• [Problem description] Write out, unchanged, the listing lines from the one containing "219, 56, 231]" through the one containing "chart-title: VALE VIEW, DAN", and nothing else.

• [Records for the task]
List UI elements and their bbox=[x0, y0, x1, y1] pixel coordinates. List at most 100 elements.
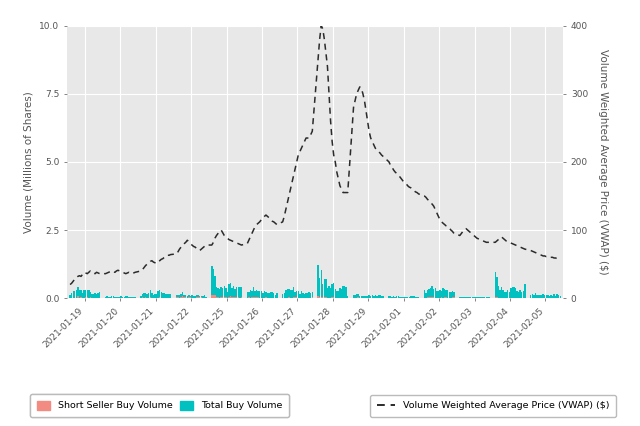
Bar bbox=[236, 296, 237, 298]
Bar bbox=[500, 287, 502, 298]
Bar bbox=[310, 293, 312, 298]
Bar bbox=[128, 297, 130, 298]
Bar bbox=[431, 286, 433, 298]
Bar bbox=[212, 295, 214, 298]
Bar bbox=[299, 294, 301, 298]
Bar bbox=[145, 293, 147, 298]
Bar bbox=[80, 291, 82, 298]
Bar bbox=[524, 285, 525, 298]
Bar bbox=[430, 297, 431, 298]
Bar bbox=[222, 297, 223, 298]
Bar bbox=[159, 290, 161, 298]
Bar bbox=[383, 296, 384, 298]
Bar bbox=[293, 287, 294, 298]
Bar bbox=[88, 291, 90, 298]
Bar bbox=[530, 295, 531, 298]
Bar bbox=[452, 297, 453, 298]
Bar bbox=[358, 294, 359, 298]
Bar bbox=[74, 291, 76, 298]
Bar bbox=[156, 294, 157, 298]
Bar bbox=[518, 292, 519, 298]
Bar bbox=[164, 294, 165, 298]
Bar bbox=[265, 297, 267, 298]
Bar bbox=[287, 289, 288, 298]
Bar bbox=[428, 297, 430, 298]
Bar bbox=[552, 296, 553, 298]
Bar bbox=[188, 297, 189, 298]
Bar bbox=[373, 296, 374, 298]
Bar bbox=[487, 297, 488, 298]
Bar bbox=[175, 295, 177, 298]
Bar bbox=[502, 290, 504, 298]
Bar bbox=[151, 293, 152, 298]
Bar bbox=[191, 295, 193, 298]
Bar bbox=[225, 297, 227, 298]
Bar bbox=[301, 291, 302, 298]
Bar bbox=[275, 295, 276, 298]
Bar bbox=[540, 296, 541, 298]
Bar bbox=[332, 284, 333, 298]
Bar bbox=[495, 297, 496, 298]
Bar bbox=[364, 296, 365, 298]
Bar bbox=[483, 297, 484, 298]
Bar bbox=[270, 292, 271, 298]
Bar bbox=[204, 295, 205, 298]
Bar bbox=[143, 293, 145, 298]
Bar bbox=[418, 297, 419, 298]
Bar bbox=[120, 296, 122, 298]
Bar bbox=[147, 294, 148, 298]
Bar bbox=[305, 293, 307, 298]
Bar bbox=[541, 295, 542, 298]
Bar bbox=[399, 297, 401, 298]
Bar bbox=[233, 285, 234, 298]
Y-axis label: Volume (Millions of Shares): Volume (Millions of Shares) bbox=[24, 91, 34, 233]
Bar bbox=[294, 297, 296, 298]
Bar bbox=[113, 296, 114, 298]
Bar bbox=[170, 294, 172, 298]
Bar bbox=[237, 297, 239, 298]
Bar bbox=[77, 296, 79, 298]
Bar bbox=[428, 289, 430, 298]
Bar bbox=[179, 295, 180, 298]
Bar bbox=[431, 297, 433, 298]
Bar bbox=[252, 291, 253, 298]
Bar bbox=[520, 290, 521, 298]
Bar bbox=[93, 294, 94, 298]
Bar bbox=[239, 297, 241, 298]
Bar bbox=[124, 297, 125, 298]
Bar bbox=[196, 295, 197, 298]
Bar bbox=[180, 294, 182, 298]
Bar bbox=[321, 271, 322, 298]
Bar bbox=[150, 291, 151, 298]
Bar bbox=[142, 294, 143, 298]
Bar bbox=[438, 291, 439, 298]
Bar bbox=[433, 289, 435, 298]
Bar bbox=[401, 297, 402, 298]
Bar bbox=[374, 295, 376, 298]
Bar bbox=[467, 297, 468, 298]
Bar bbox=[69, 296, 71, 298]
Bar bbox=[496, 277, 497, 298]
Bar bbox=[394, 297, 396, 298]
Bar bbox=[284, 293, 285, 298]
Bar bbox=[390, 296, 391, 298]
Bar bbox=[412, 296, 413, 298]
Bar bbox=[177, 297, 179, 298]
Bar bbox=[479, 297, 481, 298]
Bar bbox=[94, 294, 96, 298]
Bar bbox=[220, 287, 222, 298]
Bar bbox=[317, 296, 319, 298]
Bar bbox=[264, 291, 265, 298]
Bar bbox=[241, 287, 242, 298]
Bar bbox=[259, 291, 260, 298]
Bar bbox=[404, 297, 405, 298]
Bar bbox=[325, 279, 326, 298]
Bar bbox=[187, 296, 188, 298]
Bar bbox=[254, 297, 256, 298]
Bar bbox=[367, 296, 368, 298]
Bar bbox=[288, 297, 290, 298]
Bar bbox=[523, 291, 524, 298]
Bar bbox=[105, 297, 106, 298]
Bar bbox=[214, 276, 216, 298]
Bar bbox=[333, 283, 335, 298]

...

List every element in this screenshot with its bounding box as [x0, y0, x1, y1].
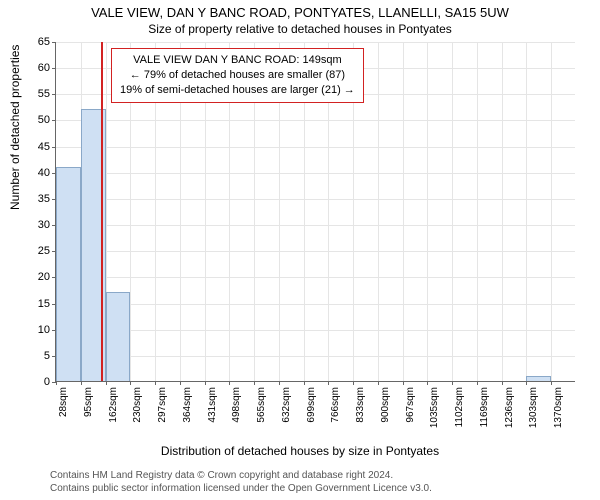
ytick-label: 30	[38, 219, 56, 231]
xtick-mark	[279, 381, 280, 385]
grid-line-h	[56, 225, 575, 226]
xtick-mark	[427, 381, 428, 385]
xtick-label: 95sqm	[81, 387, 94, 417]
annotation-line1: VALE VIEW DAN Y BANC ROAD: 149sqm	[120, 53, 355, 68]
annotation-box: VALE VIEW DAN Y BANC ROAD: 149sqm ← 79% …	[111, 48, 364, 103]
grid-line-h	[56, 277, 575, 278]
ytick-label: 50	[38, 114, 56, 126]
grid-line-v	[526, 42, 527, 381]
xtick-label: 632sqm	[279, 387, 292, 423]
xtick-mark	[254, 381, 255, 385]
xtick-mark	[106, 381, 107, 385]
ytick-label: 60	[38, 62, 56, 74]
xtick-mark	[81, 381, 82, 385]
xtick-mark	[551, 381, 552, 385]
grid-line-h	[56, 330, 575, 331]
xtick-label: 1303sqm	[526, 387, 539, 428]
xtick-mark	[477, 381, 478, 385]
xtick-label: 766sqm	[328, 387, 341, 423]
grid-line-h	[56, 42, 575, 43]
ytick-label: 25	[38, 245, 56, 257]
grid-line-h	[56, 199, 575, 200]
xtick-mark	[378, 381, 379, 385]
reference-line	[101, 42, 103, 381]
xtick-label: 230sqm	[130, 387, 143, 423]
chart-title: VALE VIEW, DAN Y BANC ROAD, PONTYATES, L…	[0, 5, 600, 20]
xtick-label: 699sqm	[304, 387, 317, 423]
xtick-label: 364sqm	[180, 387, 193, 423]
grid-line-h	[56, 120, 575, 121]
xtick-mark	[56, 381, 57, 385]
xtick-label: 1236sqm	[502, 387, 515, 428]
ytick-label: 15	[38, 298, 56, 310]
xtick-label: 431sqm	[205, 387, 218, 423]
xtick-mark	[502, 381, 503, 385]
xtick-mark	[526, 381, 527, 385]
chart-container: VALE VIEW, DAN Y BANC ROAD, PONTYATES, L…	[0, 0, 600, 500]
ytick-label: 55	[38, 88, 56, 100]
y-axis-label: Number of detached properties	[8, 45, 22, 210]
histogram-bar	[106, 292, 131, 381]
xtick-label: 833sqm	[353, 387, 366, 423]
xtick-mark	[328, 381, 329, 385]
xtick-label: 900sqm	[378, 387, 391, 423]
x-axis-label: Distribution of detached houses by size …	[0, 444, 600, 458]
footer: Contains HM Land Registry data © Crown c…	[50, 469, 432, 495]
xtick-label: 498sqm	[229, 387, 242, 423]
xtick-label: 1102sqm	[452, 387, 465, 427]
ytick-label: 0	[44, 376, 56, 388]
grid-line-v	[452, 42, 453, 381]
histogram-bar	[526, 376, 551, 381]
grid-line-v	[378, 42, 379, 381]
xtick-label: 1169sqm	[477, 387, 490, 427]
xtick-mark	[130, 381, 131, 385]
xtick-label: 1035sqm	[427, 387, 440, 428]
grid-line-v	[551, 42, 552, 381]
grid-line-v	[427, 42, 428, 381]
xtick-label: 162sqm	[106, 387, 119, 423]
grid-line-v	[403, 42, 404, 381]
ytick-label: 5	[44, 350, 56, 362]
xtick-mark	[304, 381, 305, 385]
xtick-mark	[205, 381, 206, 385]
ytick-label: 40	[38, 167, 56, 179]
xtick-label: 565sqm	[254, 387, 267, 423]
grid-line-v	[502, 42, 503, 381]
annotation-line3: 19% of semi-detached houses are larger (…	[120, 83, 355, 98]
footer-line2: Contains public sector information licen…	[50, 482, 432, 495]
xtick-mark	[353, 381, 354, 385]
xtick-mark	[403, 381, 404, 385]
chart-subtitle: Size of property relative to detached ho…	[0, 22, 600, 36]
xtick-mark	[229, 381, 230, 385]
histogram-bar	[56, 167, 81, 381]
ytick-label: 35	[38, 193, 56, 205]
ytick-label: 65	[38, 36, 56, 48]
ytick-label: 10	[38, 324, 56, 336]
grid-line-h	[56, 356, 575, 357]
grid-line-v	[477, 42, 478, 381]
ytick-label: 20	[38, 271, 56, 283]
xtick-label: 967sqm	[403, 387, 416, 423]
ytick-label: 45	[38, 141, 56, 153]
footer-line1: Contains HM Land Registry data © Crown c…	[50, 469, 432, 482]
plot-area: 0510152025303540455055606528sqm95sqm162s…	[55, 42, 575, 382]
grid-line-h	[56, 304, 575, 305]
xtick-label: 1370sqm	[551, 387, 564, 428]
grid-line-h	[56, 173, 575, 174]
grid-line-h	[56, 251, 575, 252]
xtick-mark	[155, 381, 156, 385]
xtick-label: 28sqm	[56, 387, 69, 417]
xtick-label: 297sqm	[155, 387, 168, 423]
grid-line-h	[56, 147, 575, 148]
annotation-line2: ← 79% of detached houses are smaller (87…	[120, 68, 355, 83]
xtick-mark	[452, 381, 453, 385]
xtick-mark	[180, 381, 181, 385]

• [Expected output]
ytick-label: 30	[38, 219, 56, 231]
xtick-mark	[279, 381, 280, 385]
grid-line-h	[56, 225, 575, 226]
xtick-mark	[427, 381, 428, 385]
xtick-label: 95sqm	[81, 387, 94, 417]
annotation-line1: VALE VIEW DAN Y BANC ROAD: 149sqm	[120, 53, 355, 68]
annotation-box: VALE VIEW DAN Y BANC ROAD: 149sqm ← 79% …	[111, 48, 364, 103]
grid-line-h	[56, 277, 575, 278]
ytick-label: 50	[38, 114, 56, 126]
grid-line-v	[526, 42, 527, 381]
xtick-label: 632sqm	[279, 387, 292, 423]
xtick-mark	[254, 381, 255, 385]
xtick-mark	[106, 381, 107, 385]
ytick-label: 60	[38, 62, 56, 74]
xtick-mark	[81, 381, 82, 385]
xtick-mark	[551, 381, 552, 385]
grid-line-h	[56, 330, 575, 331]
xtick-label: 1303sqm	[526, 387, 539, 428]
xtick-mark	[477, 381, 478, 385]
xtick-label: 766sqm	[328, 387, 341, 423]
grid-line-h	[56, 42, 575, 43]
ytick-label: 25	[38, 245, 56, 257]
grid-line-h	[56, 199, 575, 200]
xtick-mark	[378, 381, 379, 385]
reference-line	[101, 42, 103, 381]
xtick-label: 230sqm	[130, 387, 143, 423]
chart-title: VALE VIEW, DAN Y BANC ROAD, PONTYATES, L…	[0, 5, 600, 20]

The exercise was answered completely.